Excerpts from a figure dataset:
........

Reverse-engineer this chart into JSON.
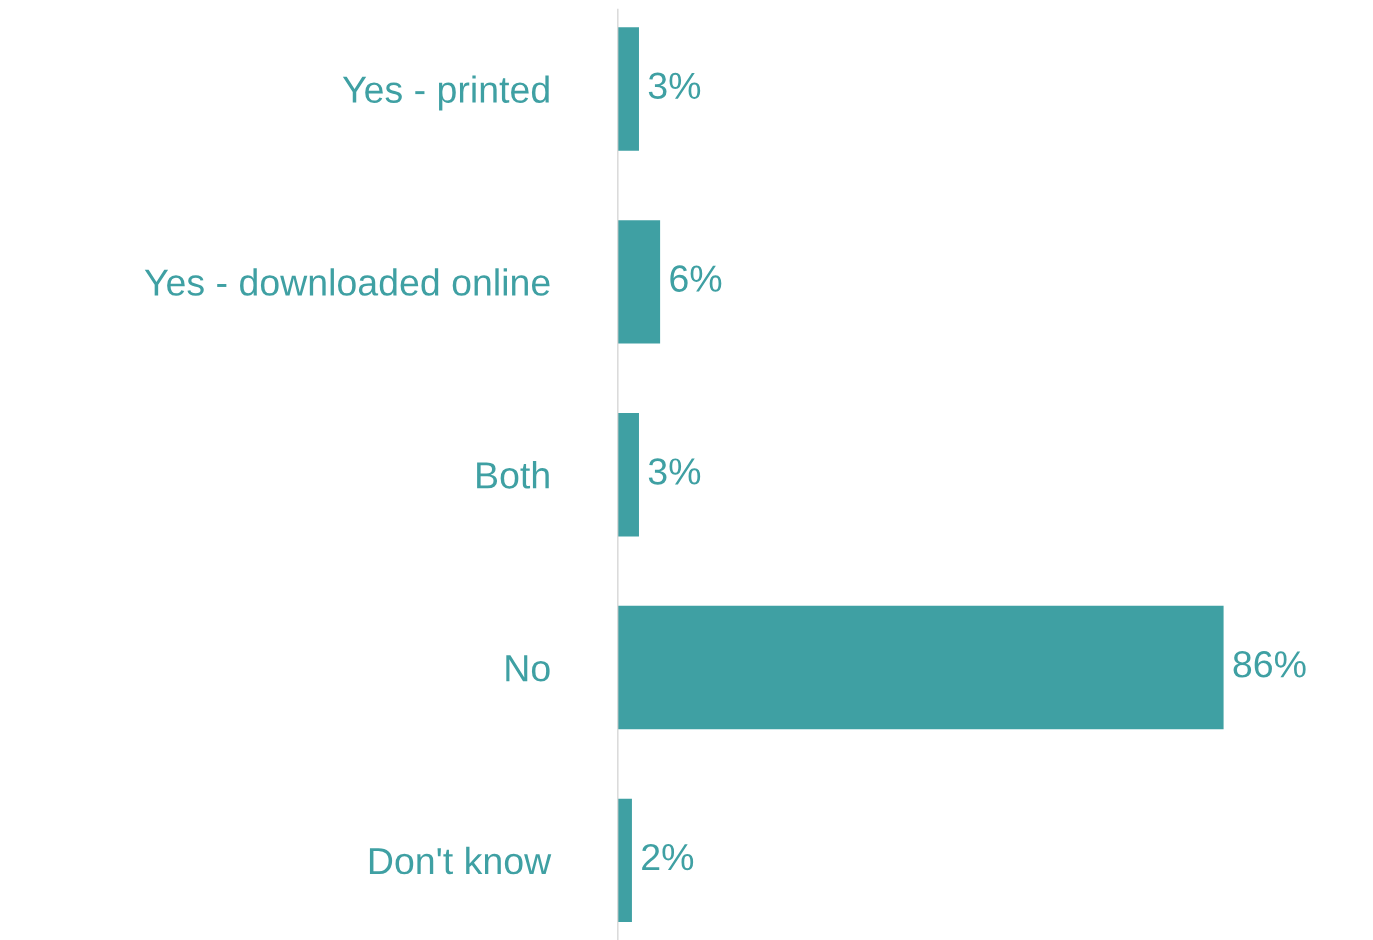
{
  "chart_data": {
    "type": "bar",
    "orientation": "horizontal",
    "categories": [
      "Yes - printed",
      "Yes - downloaded online",
      "Both",
      "No",
      "Don't know"
    ],
    "values": [
      3,
      6,
      3,
      86,
      2
    ],
    "value_labels": [
      "3%",
      "6%",
      "3%",
      "86%",
      "2%"
    ],
    "color": "#3fa0a3",
    "grid": false,
    "legend": false
  }
}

........

WHAT IS EXPECTED:
Can the entries above be repeated exactly, without their pictures?

REPLY TO THE EXERCISE:
Reverse-engineer this chart into JSON.
{
  "chart_data": {
    "type": "bar",
    "orientation": "horizontal",
    "categories": [
      "Yes - printed",
      "Yes - downloaded online",
      "Both",
      "No",
      "Don't know"
    ],
    "values": [
      3,
      6,
      3,
      86,
      2
    ],
    "value_labels": [
      "3%",
      "6%",
      "3%",
      "86%",
      "2%"
    ],
    "color": "#3fa0a3",
    "grid": false,
    "legend": false
  }
}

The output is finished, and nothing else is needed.